● Direction
Gather up all lines that carry the word "this".

● Material to process
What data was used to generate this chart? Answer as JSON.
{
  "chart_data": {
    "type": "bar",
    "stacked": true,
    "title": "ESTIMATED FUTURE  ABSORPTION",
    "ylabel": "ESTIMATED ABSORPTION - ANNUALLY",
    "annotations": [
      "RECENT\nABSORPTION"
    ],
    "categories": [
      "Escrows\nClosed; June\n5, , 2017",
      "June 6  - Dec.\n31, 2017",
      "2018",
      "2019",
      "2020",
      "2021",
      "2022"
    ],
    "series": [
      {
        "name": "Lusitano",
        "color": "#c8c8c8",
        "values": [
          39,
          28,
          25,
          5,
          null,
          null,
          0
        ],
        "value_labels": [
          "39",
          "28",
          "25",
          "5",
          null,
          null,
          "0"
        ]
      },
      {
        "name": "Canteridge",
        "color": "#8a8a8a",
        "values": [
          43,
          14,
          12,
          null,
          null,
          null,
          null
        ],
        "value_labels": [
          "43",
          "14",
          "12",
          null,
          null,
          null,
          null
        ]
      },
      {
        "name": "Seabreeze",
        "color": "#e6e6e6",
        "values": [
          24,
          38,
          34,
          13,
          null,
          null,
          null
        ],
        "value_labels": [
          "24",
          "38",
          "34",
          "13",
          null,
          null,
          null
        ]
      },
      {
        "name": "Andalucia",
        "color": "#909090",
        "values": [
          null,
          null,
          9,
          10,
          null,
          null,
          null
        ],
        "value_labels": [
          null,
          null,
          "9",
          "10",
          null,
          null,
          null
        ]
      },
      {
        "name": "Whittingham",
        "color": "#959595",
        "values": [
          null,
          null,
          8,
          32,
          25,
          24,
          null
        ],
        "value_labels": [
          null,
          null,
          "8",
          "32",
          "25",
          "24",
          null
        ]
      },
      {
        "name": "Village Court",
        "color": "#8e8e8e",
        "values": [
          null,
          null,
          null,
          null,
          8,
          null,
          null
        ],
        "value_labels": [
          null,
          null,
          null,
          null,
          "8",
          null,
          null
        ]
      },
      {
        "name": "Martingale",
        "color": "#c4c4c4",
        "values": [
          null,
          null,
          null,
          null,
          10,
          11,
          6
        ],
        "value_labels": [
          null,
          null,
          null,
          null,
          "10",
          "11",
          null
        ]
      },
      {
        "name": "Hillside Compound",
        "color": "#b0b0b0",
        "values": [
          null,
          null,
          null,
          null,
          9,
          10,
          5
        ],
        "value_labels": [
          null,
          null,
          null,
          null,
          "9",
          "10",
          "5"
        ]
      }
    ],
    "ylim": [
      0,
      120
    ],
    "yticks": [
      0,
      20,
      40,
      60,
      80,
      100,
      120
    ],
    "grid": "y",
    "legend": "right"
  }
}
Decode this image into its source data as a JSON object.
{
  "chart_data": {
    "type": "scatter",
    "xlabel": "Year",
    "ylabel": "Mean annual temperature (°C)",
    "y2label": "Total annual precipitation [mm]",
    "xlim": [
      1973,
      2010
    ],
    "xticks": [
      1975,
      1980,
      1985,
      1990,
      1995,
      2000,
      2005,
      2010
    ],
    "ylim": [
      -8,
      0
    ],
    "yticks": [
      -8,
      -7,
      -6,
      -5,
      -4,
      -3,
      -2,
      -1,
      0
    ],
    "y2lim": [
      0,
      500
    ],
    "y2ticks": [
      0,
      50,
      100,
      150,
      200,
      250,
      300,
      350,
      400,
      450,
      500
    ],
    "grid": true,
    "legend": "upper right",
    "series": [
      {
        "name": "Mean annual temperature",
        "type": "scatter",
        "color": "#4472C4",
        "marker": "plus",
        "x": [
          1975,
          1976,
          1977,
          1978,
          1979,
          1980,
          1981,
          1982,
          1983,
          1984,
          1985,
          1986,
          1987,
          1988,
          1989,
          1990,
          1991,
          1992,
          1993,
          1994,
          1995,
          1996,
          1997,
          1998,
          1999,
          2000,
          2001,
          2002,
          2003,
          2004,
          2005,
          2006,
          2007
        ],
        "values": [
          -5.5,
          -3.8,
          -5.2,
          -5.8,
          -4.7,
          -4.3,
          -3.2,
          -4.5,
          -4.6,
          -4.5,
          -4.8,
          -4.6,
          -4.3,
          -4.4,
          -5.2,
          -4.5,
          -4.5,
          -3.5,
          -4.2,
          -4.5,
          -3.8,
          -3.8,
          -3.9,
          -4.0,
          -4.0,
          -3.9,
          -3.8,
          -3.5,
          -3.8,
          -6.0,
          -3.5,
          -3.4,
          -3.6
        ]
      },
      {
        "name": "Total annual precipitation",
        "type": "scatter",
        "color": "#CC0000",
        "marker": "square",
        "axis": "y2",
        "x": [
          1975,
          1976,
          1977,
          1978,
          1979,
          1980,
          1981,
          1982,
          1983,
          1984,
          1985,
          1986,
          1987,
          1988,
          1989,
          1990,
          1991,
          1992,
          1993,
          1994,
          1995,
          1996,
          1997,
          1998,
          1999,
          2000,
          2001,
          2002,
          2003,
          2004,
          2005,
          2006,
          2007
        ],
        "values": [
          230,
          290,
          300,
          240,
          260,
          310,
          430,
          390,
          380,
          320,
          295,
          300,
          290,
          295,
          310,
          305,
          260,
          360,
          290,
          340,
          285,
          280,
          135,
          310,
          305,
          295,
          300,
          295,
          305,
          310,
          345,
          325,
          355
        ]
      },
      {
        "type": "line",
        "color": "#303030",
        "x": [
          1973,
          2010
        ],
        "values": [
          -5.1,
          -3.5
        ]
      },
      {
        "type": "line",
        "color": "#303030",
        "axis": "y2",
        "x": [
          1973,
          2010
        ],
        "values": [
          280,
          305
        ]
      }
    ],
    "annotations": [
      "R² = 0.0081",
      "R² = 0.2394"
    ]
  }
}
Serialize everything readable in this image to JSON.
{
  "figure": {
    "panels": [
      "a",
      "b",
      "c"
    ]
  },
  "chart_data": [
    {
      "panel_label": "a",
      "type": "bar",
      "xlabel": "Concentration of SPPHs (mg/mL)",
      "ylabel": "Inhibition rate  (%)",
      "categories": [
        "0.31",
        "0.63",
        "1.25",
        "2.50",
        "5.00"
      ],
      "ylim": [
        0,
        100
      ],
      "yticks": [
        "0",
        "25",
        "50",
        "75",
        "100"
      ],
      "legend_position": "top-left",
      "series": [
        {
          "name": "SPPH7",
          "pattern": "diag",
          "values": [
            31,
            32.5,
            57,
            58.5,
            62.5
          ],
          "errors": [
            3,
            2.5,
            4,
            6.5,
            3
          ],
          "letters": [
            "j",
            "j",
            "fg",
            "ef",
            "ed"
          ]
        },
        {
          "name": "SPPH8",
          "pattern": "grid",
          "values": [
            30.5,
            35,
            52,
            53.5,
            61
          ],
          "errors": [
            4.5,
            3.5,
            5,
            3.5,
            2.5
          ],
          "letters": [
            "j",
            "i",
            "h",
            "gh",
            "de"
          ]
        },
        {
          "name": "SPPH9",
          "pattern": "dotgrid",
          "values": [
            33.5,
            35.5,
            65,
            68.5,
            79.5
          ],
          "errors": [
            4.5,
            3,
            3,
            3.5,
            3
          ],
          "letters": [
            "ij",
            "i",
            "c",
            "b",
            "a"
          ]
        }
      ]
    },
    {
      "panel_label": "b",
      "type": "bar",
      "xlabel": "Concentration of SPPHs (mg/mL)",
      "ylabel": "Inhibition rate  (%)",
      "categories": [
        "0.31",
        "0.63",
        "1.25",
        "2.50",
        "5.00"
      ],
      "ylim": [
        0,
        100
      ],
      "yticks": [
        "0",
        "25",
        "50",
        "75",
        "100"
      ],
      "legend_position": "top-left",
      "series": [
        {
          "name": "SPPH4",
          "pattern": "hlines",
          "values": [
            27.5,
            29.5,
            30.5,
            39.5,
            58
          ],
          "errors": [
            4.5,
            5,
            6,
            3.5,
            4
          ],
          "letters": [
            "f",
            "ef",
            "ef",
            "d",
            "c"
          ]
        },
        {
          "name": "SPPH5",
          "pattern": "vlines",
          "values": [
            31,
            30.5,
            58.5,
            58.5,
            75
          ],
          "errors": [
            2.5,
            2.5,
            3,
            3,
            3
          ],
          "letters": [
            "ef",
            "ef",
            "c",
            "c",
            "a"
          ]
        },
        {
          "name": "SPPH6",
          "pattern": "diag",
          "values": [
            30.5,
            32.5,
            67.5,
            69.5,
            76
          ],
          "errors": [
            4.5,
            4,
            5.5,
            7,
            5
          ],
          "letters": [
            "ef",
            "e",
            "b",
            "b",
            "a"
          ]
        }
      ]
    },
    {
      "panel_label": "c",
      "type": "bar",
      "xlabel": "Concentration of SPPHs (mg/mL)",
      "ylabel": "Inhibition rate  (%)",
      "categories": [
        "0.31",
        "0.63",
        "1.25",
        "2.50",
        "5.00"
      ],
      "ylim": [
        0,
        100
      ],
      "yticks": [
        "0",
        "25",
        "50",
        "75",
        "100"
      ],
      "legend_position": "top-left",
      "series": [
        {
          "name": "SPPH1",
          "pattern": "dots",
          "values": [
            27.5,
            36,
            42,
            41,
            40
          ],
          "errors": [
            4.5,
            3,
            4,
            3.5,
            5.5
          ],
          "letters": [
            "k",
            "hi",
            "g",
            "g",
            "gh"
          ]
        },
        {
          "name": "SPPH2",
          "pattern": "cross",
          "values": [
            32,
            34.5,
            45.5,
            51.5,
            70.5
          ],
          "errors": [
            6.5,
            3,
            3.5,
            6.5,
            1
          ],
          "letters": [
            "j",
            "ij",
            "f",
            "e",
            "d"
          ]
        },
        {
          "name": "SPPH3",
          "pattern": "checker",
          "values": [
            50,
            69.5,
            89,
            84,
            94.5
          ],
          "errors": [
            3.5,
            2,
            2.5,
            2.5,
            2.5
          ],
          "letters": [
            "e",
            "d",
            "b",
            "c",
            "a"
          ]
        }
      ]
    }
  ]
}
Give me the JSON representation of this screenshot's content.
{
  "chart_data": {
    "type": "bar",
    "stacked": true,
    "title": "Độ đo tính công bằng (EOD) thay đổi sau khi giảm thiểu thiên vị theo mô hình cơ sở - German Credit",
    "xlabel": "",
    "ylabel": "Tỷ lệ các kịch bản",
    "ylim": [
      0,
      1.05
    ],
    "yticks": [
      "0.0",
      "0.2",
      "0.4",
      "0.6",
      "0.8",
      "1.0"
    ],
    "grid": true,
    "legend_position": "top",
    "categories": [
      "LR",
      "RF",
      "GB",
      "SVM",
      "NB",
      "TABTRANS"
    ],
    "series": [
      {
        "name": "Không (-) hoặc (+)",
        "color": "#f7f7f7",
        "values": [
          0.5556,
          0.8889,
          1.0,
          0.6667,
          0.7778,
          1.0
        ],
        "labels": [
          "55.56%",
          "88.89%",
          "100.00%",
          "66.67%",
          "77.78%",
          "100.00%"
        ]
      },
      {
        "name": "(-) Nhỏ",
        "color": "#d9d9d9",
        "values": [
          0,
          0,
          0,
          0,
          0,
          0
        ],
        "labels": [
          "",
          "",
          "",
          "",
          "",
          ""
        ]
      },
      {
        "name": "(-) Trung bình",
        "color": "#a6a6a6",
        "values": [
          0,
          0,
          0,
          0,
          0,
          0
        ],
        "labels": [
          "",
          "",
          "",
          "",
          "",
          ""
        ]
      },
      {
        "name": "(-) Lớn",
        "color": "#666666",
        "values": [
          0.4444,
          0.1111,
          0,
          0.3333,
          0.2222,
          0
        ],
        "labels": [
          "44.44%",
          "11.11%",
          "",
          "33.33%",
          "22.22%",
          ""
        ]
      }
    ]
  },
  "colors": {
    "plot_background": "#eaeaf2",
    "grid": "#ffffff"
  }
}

● Reply to the task
What data was used to generate this chart? Answer as JSON.
Decode this image into its source data as a JSON object.
Serialize everything readable in this image to JSON.
Give me the JSON representation of this screenshot's content.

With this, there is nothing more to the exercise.